● Exercise brief: Leaving out all images, write out the records that follow exactly.

● Recorded information:
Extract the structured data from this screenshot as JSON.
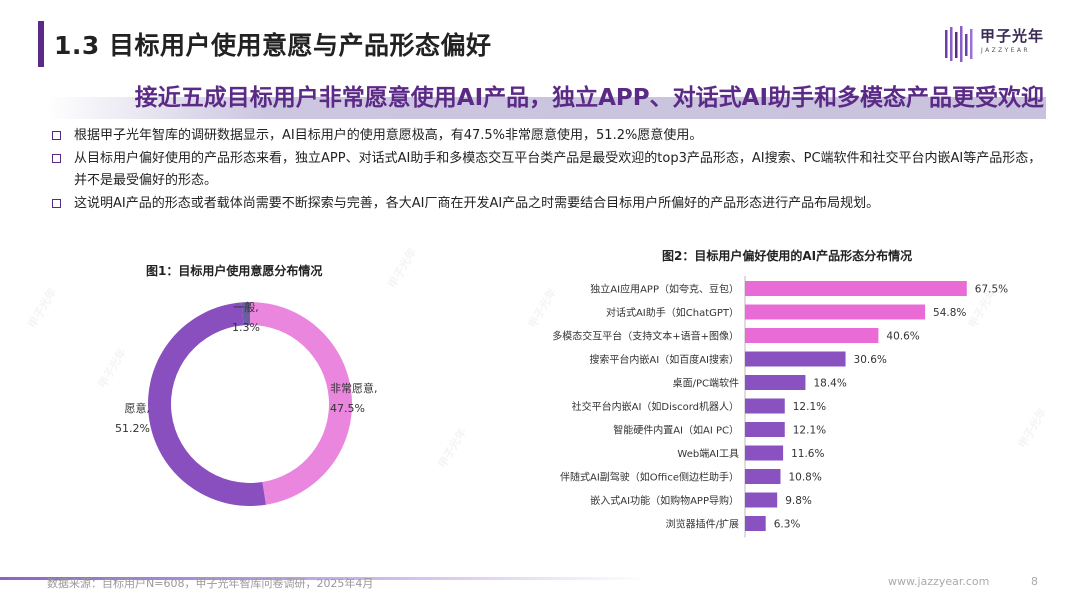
{
  "header": {
    "title": "1.3 目标用户使用意愿与产品形态偏好",
    "logo_text": "甲子光年",
    "logo_sub": "JAZZYEAR"
  },
  "headline": "接近五成目标用户非常愿意使用AI产品，独立APP、对话式AI助手和多模态产品更受欢迎",
  "bullets": [
    "根据甲子光年智库的调研数据显示，AI目标用户的使用意愿极高，有47.5%非常愿意使用，51.2%愿意使用。",
    "从目标用户偏好使用的产品形态来看，独立APP、对话式AI助手和多模态交互平台类产品是最受欢迎的top3产品形态，AI搜索、PC端软件和社交平台内嵌AI等产品形态，并不是最受偏好的形态。",
    "这说明AI产品的形态或者载体尚需要不断探索与完善，各大AI厂商在开发AI产品之时需要结合目标用户所偏好的产品形态进行产品布局规划。"
  ],
  "colors": {
    "purple_dark": "#8a4fbf",
    "pink": "#e86bd6",
    "bar_dark": "#8a52c0",
    "accent": "#5b2a86"
  },
  "chart_data": [
    {
      "type": "pie",
      "title": "图1：目标用户使用意愿分布情况",
      "labels": [
        "非常愿意,",
        "愿意,",
        "一般,"
      ],
      "values": [
        47.5,
        51.2,
        1.3
      ],
      "value_labels": [
        "47.5%",
        "51.2%",
        "1.3%"
      ],
      "colors": [
        "#ea86de",
        "#8a4fbf",
        "#6a5fa0"
      ]
    },
    {
      "type": "bar",
      "title": "图2：目标用户偏好使用的AI产品形态分布情况",
      "categories": [
        "独立AI应用APP（如夸克、豆包）",
        "对话式AI助手（如ChatGPT）",
        "多模态交互平台（支持文本+语音+图像）",
        "搜索平台内嵌AI（如百度AI搜索）",
        "桌面/PC端软件",
        "社交平台内嵌AI（如Discord机器人）",
        "智能硬件内置AI（如AI PC）",
        "Web端AI工具",
        "伴随式AI副驾驶（如Office侧边栏助手）",
        "嵌入式AI功能（如购物APP导购）",
        "浏览器插件/扩展"
      ],
      "values": [
        67.5,
        54.8,
        40.6,
        30.6,
        18.4,
        12.1,
        12.1,
        11.6,
        10.8,
        9.8,
        6.3
      ],
      "value_labels": [
        "67.5%",
        "54.8%",
        "40.6%",
        "30.6%",
        "18.4%",
        "12.1%",
        "12.1%",
        "11.6%",
        "10.8%",
        "9.8%",
        "6.3%"
      ],
      "highlight_count": 3,
      "xlim": [
        0,
        70
      ]
    }
  ],
  "footer": {
    "source": "数据来源：目标用户N=608，甲子光年智库问卷调研，2025年4月",
    "url": "www.jazzyear.com",
    "page": "8"
  }
}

● Solution for this exercise:
Extract the structured data from this screenshot as JSON.
{
  "header": {
    "title": "1.3 目标用户使用意愿与产品形态偏好",
    "logo_text": "甲子光年",
    "logo_sub": "JAZZYEAR"
  },
  "headline": "接近五成目标用户非常愿意使用AI产品，独立APP、对话式AI助手和多模态产品更受欢迎",
  "bullets": [
    "根据甲子光年智库的调研数据显示，AI目标用户的使用意愿极高，有47.5%非常愿意使用，51.2%愿意使用。",
    "从目标用户偏好使用的产品形态来看，独立APP、对话式AI助手和多模态交互平台类产品是最受欢迎的top3产品形态，AI搜索、PC端软件和社交平台内嵌AI等产品形态，并不是最受偏好的形态。",
    "这说明AI产品的形态或者载体尚需要不断探索与完善，各大AI厂商在开发AI产品之时需要结合目标用户所偏好的产品形态进行产品布局规划。"
  ],
  "colors": {
    "purple_dark": "#8a4fbf",
    "pink": "#e86bd6",
    "bar_dark": "#8a52c0",
    "accent": "#5b2a86"
  },
  "chart_data": [
    {
      "type": "pie",
      "title": "图1：目标用户使用意愿分布情况",
      "labels": [
        "非常愿意,",
        "愿意,",
        "一般,"
      ],
      "values": [
        47.5,
        51.2,
        1.3
      ],
      "value_labels": [
        "47.5%",
        "51.2%",
        "1.3%"
      ],
      "colors": [
        "#ea86de",
        "#8a4fbf",
        "#6a5fa0"
      ]
    },
    {
      "type": "bar",
      "title": "图2：目标用户偏好使用的AI产品形态分布情况",
      "categories": [
        "独立AI应用APP（如夸克、豆包）",
        "对话式AI助手（如ChatGPT）",
        "多模态交互平台（支持文本+语音+图像）",
        "搜索平台内嵌AI（如百度AI搜索）",
        "桌面/PC端软件",
        "社交平台内嵌AI（如Discord机器人）",
        "智能硬件内置AI（如AI PC）",
        "Web端AI工具",
        "伴随式AI副驾驶（如Office侧边栏助手）",
        "嵌入式AI功能（如购物APP导购）",
        "浏览器插件/扩展"
      ],
      "values": [
        67.5,
        54.8,
        40.6,
        30.6,
        18.4,
        12.1,
        12.1,
        11.6,
        10.8,
        9.8,
        6.3
      ],
      "value_labels": [
        "67.5%",
        "54.8%",
        "40.6%",
        "30.6%",
        "18.4%",
        "12.1%",
        "12.1%",
        "11.6%",
        "10.8%",
        "9.8%",
        "6.3%"
      ],
      "highlight_count": 3,
      "xlim": [
        0,
        70
      ]
    }
  ],
  "footer": {
    "source": "数据来源：目标用户N=608，甲子光年智库问卷调研，2025年4月",
    "url": "www.jazzyear.com",
    "page": "8"
  }
}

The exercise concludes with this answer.